> Written problem: Quote the entries word for word. Omit the pictures.
══ Provided records ══
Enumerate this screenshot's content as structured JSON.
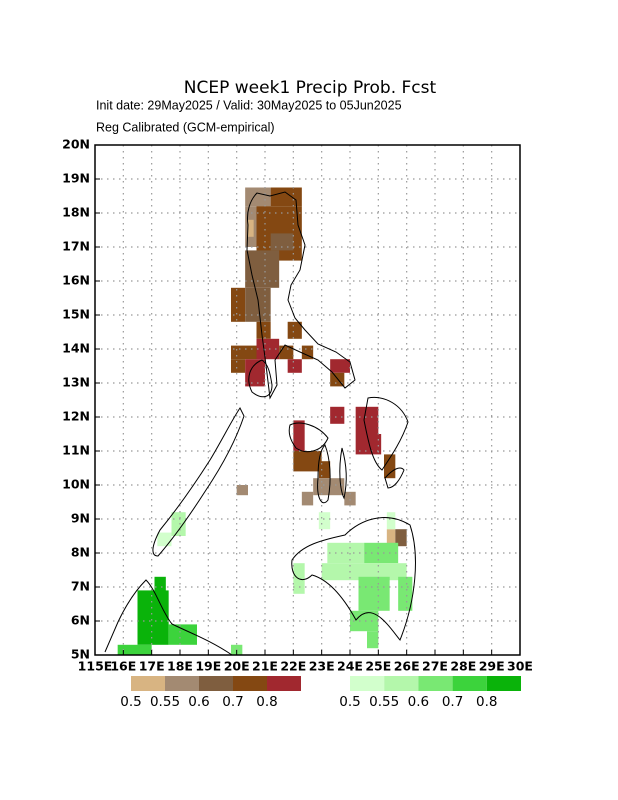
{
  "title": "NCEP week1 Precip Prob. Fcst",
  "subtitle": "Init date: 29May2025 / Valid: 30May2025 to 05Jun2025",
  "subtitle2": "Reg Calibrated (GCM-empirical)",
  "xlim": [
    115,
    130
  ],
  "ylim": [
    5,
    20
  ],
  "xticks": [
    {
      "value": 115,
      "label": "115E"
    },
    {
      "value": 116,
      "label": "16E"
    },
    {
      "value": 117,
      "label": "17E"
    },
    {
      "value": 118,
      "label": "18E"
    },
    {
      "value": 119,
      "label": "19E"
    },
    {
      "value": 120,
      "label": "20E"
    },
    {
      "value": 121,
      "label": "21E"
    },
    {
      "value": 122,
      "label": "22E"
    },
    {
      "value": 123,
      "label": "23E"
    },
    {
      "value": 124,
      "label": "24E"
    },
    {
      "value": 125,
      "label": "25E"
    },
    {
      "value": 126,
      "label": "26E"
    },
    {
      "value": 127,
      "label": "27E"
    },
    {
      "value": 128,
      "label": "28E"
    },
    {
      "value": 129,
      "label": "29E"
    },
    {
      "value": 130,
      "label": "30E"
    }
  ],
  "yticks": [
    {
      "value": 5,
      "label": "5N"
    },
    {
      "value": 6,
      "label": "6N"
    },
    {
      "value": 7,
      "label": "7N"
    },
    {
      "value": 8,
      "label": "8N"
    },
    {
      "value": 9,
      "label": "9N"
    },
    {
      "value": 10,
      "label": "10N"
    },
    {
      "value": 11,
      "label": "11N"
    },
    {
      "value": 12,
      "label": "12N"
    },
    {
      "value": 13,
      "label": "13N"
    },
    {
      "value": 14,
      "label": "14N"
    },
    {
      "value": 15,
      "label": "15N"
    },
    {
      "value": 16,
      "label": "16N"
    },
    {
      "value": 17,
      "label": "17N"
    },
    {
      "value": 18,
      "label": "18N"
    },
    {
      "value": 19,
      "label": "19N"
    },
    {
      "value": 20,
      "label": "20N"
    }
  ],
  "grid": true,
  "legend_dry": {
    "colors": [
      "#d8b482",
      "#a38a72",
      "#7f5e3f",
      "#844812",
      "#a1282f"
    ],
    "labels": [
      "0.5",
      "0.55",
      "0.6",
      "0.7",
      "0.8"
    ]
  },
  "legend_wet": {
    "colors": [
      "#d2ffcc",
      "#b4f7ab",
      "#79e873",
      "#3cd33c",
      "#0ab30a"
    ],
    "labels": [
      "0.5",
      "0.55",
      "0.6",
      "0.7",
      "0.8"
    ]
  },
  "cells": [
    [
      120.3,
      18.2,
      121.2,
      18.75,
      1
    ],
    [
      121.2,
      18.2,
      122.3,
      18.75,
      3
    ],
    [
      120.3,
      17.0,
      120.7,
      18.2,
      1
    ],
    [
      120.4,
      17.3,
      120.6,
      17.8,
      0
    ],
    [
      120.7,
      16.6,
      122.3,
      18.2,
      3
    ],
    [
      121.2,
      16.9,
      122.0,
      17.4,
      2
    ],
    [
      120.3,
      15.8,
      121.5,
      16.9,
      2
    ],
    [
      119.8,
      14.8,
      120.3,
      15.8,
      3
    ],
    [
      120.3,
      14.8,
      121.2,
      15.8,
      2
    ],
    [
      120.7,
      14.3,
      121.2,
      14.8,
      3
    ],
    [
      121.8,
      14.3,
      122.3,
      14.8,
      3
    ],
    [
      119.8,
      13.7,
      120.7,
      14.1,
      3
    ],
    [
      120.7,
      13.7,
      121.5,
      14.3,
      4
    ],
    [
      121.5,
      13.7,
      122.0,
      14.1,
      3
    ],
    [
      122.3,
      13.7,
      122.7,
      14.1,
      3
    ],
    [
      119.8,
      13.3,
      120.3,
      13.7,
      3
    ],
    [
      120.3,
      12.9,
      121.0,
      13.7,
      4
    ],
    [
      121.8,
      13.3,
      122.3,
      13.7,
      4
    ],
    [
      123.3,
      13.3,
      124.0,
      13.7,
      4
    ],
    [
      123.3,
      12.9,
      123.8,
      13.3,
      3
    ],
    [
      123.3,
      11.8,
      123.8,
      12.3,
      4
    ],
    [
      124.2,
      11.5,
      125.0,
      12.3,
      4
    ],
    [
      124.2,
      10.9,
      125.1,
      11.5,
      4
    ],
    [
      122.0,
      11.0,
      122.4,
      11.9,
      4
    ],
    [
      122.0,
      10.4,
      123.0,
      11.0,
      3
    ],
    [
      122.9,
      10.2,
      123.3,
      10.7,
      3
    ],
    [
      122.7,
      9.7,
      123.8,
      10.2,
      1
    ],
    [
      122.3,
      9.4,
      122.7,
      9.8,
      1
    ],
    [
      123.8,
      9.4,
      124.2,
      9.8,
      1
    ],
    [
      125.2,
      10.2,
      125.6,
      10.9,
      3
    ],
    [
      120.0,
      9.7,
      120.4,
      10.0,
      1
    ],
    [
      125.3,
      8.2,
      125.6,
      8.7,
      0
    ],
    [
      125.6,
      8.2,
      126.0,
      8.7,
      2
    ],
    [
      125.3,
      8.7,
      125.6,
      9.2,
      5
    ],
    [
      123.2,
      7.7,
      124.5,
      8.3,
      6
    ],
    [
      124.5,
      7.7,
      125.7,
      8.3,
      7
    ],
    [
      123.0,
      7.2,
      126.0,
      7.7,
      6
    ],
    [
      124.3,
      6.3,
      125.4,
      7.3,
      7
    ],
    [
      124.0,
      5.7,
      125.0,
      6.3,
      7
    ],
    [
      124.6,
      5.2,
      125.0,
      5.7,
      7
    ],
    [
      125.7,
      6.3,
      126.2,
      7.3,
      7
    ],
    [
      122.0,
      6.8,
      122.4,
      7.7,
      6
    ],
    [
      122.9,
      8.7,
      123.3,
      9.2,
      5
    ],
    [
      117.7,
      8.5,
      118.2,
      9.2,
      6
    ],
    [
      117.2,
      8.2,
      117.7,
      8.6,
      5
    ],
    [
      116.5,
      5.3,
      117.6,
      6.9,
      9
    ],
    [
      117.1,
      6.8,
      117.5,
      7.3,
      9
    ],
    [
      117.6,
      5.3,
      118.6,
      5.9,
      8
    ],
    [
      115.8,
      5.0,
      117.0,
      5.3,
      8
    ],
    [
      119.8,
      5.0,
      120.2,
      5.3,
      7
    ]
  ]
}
═══
> Final result:
Enumerate this screenshot's content as structured JSON.
{
  "title": "NCEP week1 Precip Prob. Fcst",
  "subtitle": "Init date: 29May2025 / Valid: 30May2025 to 05Jun2025",
  "subtitle2": "Reg Calibrated (GCM-empirical)",
  "xlim": [
    115,
    130
  ],
  "ylim": [
    5,
    20
  ],
  "xticks": [
    {
      "value": 115,
      "label": "115E"
    },
    {
      "value": 116,
      "label": "16E"
    },
    {
      "value": 117,
      "label": "17E"
    },
    {
      "value": 118,
      "label": "18E"
    },
    {
      "value": 119,
      "label": "19E"
    },
    {
      "value": 120,
      "label": "20E"
    },
    {
      "value": 121,
      "label": "21E"
    },
    {
      "value": 122,
      "label": "22E"
    },
    {
      "value": 123,
      "label": "23E"
    },
    {
      "value": 124,
      "label": "24E"
    },
    {
      "value": 125,
      "label": "25E"
    },
    {
      "value": 126,
      "label": "26E"
    },
    {
      "value": 127,
      "label": "27E"
    },
    {
      "value": 128,
      "label": "28E"
    },
    {
      "value": 129,
      "label": "29E"
    },
    {
      "value": 130,
      "label": "30E"
    }
  ],
  "yticks": [
    {
      "value": 5,
      "label": "5N"
    },
    {
      "value": 6,
      "label": "6N"
    },
    {
      "value": 7,
      "label": "7N"
    },
    {
      "value": 8,
      "label": "8N"
    },
    {
      "value": 9,
      "label": "9N"
    },
    {
      "value": 10,
      "label": "10N"
    },
    {
      "value": 11,
      "label": "11N"
    },
    {
      "value": 12,
      "label": "12N"
    },
    {
      "value": 13,
      "label": "13N"
    },
    {
      "value": 14,
      "label": "14N"
    },
    {
      "value": 15,
      "label": "15N"
    },
    {
      "value": 16,
      "label": "16N"
    },
    {
      "value": 17,
      "label": "17N"
    },
    {
      "value": 18,
      "label": "18N"
    },
    {
      "value": 19,
      "label": "19N"
    },
    {
      "value": 20,
      "label": "20N"
    }
  ],
  "grid": true,
  "legend_dry": {
    "colors": [
      "#d8b482",
      "#a38a72",
      "#7f5e3f",
      "#844812",
      "#a1282f"
    ],
    "labels": [
      "0.5",
      "0.55",
      "0.6",
      "0.7",
      "0.8"
    ]
  },
  "legend_wet": {
    "colors": [
      "#d2ffcc",
      "#b4f7ab",
      "#79e873",
      "#3cd33c",
      "#0ab30a"
    ],
    "labels": [
      "0.5",
      "0.55",
      "0.6",
      "0.7",
      "0.8"
    ]
  },
  "cells": [
    [
      120.3,
      18.2,
      121.2,
      18.75,
      1
    ],
    [
      121.2,
      18.2,
      122.3,
      18.75,
      3
    ],
    [
      120.3,
      17.0,
      120.7,
      18.2,
      1
    ],
    [
      120.4,
      17.3,
      120.6,
      17.8,
      0
    ],
    [
      120.7,
      16.6,
      122.3,
      18.2,
      3
    ],
    [
      121.2,
      16.9,
      122.0,
      17.4,
      2
    ],
    [
      120.3,
      15.8,
      121.5,
      16.9,
      2
    ],
    [
      119.8,
      14.8,
      120.3,
      15.8,
      3
    ],
    [
      120.3,
      14.8,
      121.2,
      15.8,
      2
    ],
    [
      120.7,
      14.3,
      121.2,
      14.8,
      3
    ],
    [
      121.8,
      14.3,
      122.3,
      14.8,
      3
    ],
    [
      119.8,
      13.7,
      120.7,
      14.1,
      3
    ],
    [
      120.7,
      13.7,
      121.5,
      14.3,
      4
    ],
    [
      121.5,
      13.7,
      122.0,
      14.1,
      3
    ],
    [
      122.3,
      13.7,
      122.7,
      14.1,
      3
    ],
    [
      119.8,
      13.3,
      120.3,
      13.7,
      3
    ],
    [
      120.3,
      12.9,
      121.0,
      13.7,
      4
    ],
    [
      121.8,
      13.3,
      122.3,
      13.7,
      4
    ],
    [
      123.3,
      13.3,
      124.0,
      13.7,
      4
    ],
    [
      123.3,
      12.9,
      123.8,
      13.3,
      3
    ],
    [
      123.3,
      11.8,
      123.8,
      12.3,
      4
    ],
    [
      124.2,
      11.5,
      125.0,
      12.3,
      4
    ],
    [
      124.2,
      10.9,
      125.1,
      11.5,
      4
    ],
    [
      122.0,
      11.0,
      122.4,
      11.9,
      4
    ],
    [
      122.0,
      10.4,
      123.0,
      11.0,
      3
    ],
    [
      122.9,
      10.2,
      123.3,
      10.7,
      3
    ],
    [
      122.7,
      9.7,
      123.8,
      10.2,
      1
    ],
    [
      122.3,
      9.4,
      122.7,
      9.8,
      1
    ],
    [
      123.8,
      9.4,
      124.2,
      9.8,
      1
    ],
    [
      125.2,
      10.2,
      125.6,
      10.9,
      3
    ],
    [
      120.0,
      9.7,
      120.4,
      10.0,
      1
    ],
    [
      125.3,
      8.2,
      125.6,
      8.7,
      0
    ],
    [
      125.6,
      8.2,
      126.0,
      8.7,
      2
    ],
    [
      125.3,
      8.7,
      125.6,
      9.2,
      5
    ],
    [
      123.2,
      7.7,
      124.5,
      8.3,
      6
    ],
    [
      124.5,
      7.7,
      125.7,
      8.3,
      7
    ],
    [
      123.0,
      7.2,
      126.0,
      7.7,
      6
    ],
    [
      124.3,
      6.3,
      125.4,
      7.3,
      7
    ],
    [
      124.0,
      5.7,
      125.0,
      6.3,
      7
    ],
    [
      124.6,
      5.2,
      125.0,
      5.7,
      7
    ],
    [
      125.7,
      6.3,
      126.2,
      7.3,
      7
    ],
    [
      122.0,
      6.8,
      122.4,
      7.7,
      6
    ],
    [
      122.9,
      8.7,
      123.3,
      9.2,
      5
    ],
    [
      117.7,
      8.5,
      118.2,
      9.2,
      6
    ],
    [
      117.2,
      8.2,
      117.7,
      8.6,
      5
    ],
    [
      116.5,
      5.3,
      117.6,
      6.9,
      9
    ],
    [
      117.1,
      6.8,
      117.5,
      7.3,
      9
    ],
    [
      117.6,
      5.3,
      118.6,
      5.9,
      8
    ],
    [
      115.8,
      5.0,
      117.0,
      5.3,
      8
    ],
    [
      119.8,
      5.0,
      120.2,
      5.3,
      7
    ]
  ]
}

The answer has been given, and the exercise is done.